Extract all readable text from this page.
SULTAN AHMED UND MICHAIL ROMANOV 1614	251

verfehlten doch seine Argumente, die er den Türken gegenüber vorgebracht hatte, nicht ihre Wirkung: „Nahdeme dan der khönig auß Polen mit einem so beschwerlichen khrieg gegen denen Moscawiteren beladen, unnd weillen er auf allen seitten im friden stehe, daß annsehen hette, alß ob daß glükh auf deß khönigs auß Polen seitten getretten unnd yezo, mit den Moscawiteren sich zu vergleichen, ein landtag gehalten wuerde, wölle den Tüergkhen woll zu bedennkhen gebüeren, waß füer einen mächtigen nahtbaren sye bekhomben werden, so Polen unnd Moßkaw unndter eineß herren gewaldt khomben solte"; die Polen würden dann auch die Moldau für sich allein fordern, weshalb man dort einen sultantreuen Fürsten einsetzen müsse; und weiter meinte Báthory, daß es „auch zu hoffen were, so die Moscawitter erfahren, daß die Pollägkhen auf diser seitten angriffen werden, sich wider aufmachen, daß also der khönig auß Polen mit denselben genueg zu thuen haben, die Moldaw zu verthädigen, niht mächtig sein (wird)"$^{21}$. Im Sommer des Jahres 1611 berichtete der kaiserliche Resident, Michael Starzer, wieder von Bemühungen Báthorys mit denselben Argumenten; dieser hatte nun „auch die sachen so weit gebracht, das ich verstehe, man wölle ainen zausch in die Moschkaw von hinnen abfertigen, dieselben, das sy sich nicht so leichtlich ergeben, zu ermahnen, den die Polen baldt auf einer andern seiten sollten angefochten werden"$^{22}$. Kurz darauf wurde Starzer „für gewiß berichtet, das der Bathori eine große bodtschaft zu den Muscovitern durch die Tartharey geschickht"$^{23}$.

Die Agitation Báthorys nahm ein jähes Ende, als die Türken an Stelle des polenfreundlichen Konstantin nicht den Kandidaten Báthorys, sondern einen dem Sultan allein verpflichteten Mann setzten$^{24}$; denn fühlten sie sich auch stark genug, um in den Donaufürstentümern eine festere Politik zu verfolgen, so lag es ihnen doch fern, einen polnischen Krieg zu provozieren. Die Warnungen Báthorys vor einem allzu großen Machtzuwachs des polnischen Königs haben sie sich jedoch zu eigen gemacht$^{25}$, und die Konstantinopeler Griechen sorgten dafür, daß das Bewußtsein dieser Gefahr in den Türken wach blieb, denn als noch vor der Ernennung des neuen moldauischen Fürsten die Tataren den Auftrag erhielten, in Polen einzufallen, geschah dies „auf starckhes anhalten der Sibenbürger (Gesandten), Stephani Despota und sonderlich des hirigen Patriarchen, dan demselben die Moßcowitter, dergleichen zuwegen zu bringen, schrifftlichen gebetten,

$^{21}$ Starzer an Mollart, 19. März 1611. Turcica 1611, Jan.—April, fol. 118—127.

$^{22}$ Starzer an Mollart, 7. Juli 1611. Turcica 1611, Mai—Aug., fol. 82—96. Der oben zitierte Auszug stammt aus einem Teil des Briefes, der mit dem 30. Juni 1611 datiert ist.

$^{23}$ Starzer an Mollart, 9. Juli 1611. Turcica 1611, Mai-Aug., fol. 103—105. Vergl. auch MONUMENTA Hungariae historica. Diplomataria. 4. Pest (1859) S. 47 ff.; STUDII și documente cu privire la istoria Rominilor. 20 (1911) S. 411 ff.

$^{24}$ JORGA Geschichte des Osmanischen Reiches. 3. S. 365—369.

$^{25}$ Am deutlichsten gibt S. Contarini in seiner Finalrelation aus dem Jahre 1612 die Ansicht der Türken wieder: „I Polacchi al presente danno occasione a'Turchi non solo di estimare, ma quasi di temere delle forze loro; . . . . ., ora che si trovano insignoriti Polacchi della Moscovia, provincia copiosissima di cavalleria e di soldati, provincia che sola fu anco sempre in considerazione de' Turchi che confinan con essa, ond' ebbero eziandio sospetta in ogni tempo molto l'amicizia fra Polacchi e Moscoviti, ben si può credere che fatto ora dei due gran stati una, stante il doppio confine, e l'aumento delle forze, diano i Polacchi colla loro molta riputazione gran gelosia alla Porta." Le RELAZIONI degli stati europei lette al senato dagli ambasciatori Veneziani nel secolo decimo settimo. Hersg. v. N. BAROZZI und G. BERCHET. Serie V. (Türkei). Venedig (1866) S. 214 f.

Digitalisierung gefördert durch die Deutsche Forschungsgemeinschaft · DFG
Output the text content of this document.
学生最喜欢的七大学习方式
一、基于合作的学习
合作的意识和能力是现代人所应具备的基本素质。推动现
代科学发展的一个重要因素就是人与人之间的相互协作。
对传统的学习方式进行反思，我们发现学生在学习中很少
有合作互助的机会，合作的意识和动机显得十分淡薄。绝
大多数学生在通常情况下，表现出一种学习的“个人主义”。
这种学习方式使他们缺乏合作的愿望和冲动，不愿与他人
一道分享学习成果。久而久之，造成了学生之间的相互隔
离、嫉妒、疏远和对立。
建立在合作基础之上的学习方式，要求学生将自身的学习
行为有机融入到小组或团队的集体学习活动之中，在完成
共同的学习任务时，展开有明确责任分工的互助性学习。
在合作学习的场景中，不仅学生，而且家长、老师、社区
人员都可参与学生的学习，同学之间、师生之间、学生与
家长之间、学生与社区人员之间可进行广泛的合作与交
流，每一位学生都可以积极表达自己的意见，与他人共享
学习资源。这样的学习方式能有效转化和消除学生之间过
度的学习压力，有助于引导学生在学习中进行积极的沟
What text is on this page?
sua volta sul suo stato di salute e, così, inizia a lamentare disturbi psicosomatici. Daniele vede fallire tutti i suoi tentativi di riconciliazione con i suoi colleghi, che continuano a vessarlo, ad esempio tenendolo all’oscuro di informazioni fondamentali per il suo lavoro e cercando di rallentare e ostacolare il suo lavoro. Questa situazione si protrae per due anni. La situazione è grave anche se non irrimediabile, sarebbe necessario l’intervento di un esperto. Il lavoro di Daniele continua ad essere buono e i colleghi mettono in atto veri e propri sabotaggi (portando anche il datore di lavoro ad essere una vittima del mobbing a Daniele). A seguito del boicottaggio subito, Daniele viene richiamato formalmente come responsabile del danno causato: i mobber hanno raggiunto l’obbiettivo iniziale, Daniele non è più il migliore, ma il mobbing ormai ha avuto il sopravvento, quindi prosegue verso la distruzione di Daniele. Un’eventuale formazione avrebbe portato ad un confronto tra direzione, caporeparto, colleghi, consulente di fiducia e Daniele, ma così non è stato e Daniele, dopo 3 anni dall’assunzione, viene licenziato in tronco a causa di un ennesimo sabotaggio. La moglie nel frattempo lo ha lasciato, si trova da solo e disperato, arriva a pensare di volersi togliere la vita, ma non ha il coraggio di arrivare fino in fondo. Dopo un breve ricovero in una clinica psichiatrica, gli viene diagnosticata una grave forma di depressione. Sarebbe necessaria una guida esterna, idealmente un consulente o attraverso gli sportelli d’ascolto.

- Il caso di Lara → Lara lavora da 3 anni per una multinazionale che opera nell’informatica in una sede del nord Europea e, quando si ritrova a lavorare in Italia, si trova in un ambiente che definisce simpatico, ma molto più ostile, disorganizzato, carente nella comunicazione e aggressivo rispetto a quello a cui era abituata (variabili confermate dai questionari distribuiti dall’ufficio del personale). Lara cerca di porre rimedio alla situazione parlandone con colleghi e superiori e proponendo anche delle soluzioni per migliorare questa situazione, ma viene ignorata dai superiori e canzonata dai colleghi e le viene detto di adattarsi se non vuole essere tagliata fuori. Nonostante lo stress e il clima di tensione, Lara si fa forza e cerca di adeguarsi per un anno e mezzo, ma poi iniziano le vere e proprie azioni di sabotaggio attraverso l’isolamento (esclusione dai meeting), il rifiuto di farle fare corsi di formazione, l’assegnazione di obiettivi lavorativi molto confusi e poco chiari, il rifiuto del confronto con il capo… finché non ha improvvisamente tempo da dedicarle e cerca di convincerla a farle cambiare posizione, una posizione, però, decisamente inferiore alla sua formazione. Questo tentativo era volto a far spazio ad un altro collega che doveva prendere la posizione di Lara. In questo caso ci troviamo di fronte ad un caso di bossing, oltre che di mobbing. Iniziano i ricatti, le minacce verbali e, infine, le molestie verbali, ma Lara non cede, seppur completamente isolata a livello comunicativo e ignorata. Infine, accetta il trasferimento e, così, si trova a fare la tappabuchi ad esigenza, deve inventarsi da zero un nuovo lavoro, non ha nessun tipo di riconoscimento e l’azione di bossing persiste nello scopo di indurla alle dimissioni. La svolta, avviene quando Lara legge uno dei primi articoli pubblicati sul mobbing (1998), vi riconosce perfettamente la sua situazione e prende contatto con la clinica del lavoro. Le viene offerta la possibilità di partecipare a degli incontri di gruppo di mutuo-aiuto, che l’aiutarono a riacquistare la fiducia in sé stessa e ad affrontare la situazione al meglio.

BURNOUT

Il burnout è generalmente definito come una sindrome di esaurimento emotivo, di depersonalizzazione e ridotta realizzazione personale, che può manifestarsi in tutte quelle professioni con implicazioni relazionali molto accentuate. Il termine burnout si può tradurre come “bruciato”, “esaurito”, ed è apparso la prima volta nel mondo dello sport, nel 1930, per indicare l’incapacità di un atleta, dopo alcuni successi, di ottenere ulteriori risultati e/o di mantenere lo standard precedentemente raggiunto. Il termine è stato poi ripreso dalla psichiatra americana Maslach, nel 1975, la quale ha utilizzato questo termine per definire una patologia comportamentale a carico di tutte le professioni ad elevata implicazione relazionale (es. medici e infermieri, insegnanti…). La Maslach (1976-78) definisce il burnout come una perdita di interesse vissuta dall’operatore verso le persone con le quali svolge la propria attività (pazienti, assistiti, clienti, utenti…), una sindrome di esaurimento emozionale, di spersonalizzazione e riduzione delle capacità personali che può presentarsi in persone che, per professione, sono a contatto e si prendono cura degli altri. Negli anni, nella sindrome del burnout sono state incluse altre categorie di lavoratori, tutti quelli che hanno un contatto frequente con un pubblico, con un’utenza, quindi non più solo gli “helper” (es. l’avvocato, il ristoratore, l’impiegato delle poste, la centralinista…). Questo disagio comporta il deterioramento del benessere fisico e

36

============================================================

**Directive:** Pull every line containing the word "Turcica" out of the material.

**The output:**
$^{21}$ Starzer an Mollart, 19. März 1611. Turcica 1611, Jan.—April, fol. 118—127.
$^{22}$ Starzer an Mollart, 7. Juli 1611. Turcica 1611, Mai—Aug., fol. 82—96. Der oben zitierte Auszug stammt aus einem Teil des Briefes, der mit dem 30. Juni 1611 datiert ist.
$^{23}$ Starzer an Mollart, 9. Juli 1611. Turcica 1611, Mai-Aug., fol. 103—105. Vergl. auch MONUMENTA Hungariae historica. Diplomataria. 4. Pest (1859) S. 47 ff.; STUDII și documente cu privire la istoria Rominilor. 20 (1911) S. 411 ff.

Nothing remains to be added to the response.